I made the beef chilli fry with pancetta on Monday. It had a great flavor but lots of issues. First it took much longer than described in the recipe, and I wasn't planning to spend that long on a weeknight (almost 2 hours, beginning to end). It was also quite dry.

I should have followed my instincts and stayed away. The first paragraph of the recipe instructs you to dice potatoes and fry them with rendered pancetta until "crispy". Guess what happens when you put cubes of raw potatoes in a pan - they stick and all the browning ends up on the pan rather than on the surface of the potato (I added extra fat (duck) to try to help, to no avail). It took easily 45 minutes to cook the diced potatoes, and there was no browning on them (but my pan had to be regularly scraped because it was sticking like crazy). Next time I would do this step in the oven after rinsing the diced potatoes to get rid of the starch, which is my usual procedure. The onions could have used some extra cooking, I went longer than the 5 minutes from the recipe, but still it wasn't sufficient to have a result that looked anything like the picture. Lastly, I didn't love the fact that the chillies were only added as a garnish, sprinkled on top, although I liked the freshness that fresh cilantro brought to the dish. Again, great flavors (loved the spice combination), but the recipe would need a lot of tweaks to work properly!

### Given data
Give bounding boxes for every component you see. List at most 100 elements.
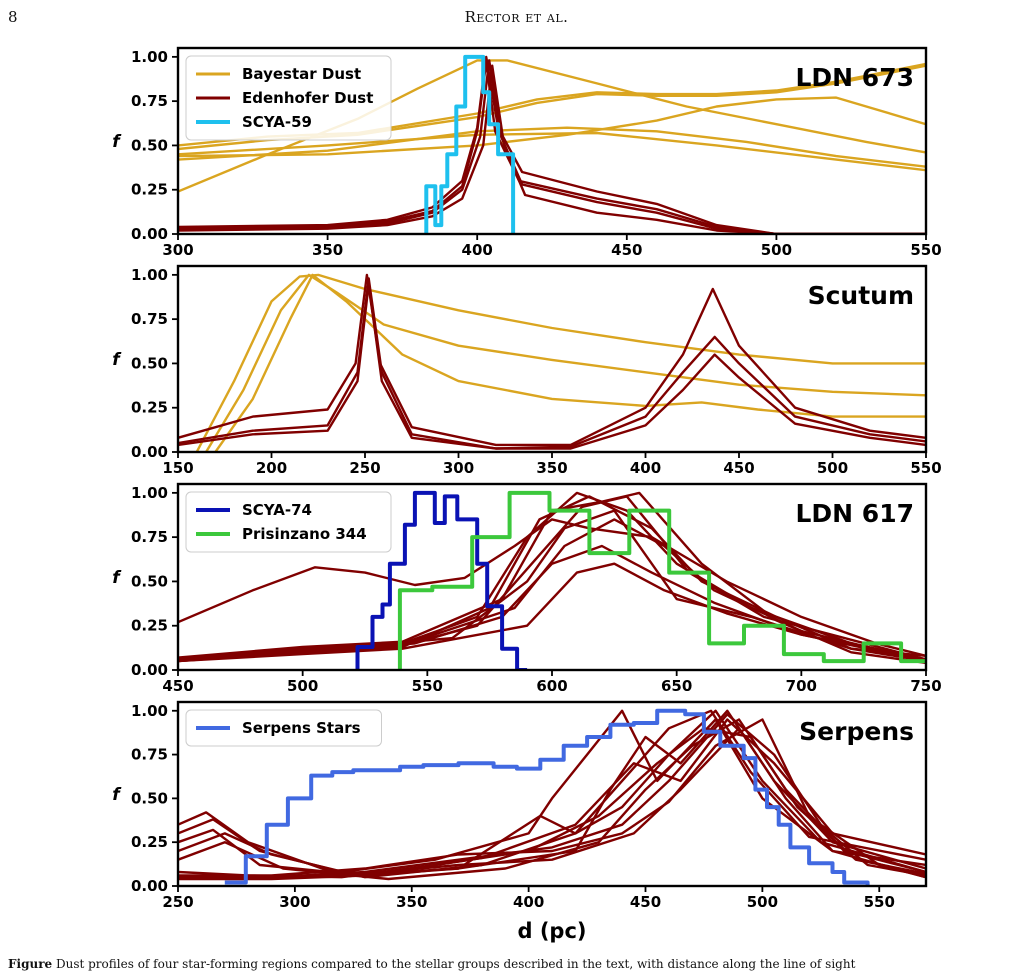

* * *

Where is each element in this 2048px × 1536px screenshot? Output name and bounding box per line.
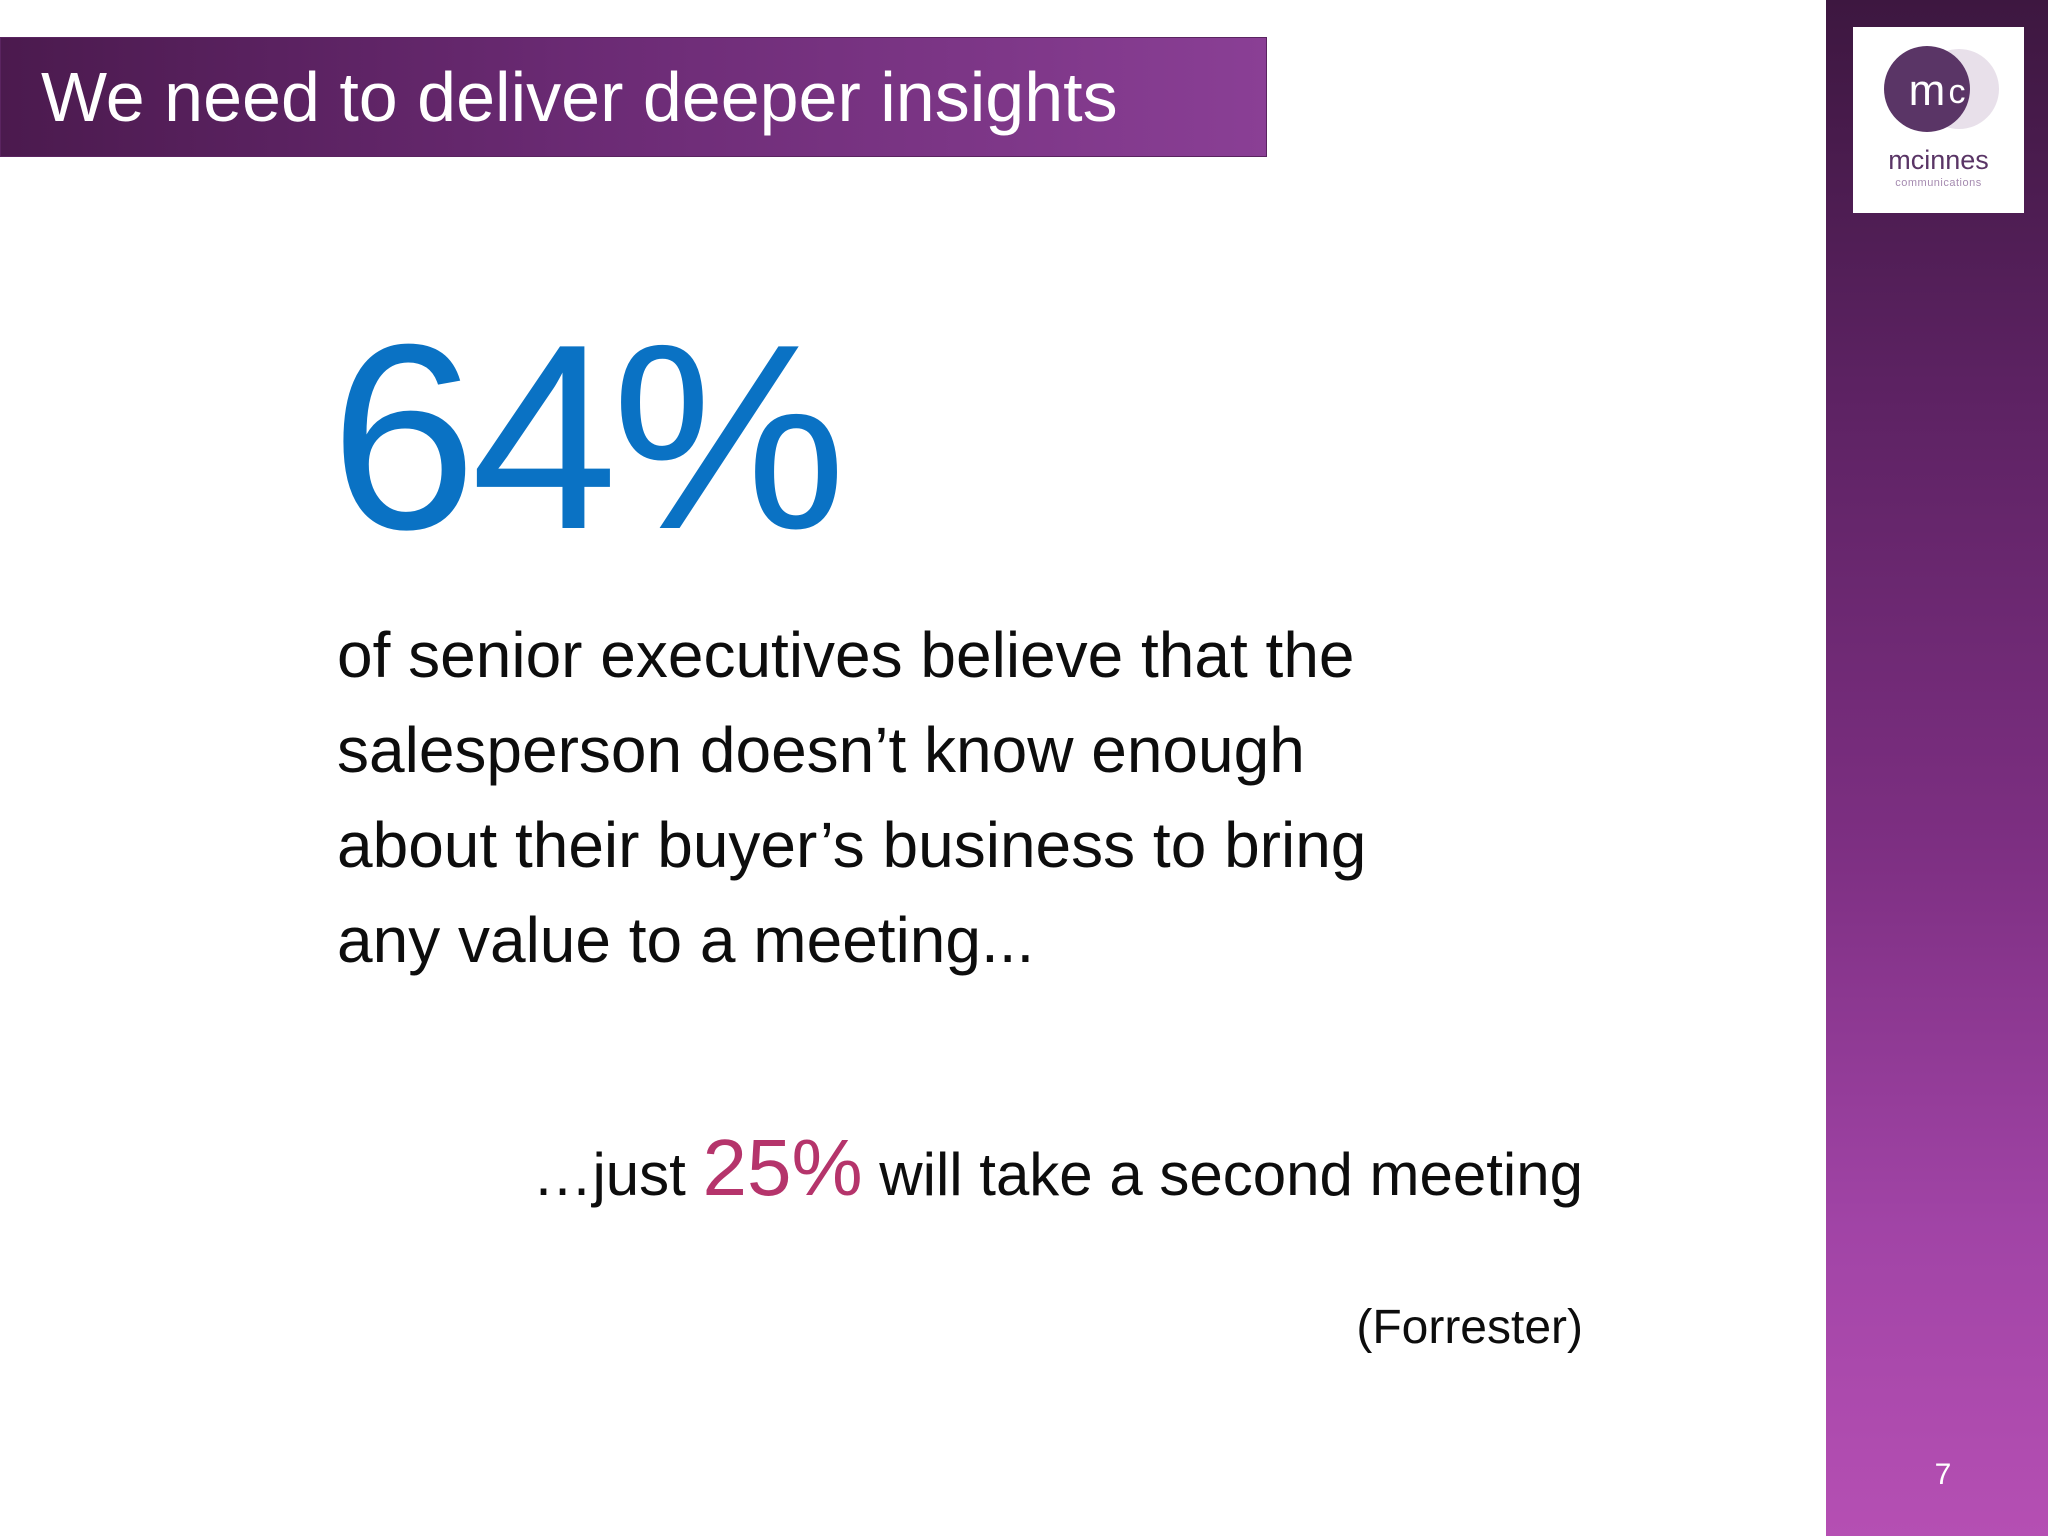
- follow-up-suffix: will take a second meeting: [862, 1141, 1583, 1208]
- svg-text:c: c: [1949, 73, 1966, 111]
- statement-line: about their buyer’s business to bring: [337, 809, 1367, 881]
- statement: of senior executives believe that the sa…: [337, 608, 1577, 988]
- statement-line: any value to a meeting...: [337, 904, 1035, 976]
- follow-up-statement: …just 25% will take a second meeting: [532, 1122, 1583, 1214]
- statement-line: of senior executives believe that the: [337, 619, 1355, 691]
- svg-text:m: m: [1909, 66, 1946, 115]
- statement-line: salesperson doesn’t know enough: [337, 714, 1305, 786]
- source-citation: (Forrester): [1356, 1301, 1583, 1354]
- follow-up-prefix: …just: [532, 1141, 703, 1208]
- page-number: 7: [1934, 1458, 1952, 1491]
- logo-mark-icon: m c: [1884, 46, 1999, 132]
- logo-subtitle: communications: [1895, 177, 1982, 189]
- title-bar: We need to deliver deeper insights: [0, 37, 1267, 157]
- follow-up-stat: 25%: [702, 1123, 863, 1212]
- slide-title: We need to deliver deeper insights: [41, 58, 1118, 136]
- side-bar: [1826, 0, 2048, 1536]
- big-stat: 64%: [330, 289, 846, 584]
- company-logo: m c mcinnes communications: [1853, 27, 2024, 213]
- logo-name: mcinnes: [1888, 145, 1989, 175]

### Written request
Rewrite the recipe review, beginning at the words "I made the beef" and stopping after "also quite dry.", with "pancetta" changed to "bacon".

### Expected output
I made the beef chilli fry with bacon on Monday. It had a great flavor but lots of issues. First it took much longer than described in the recipe, and I wasn't planning to spend that long on a weeknight (almost 2 hours, beginning to end). It was also quite dry.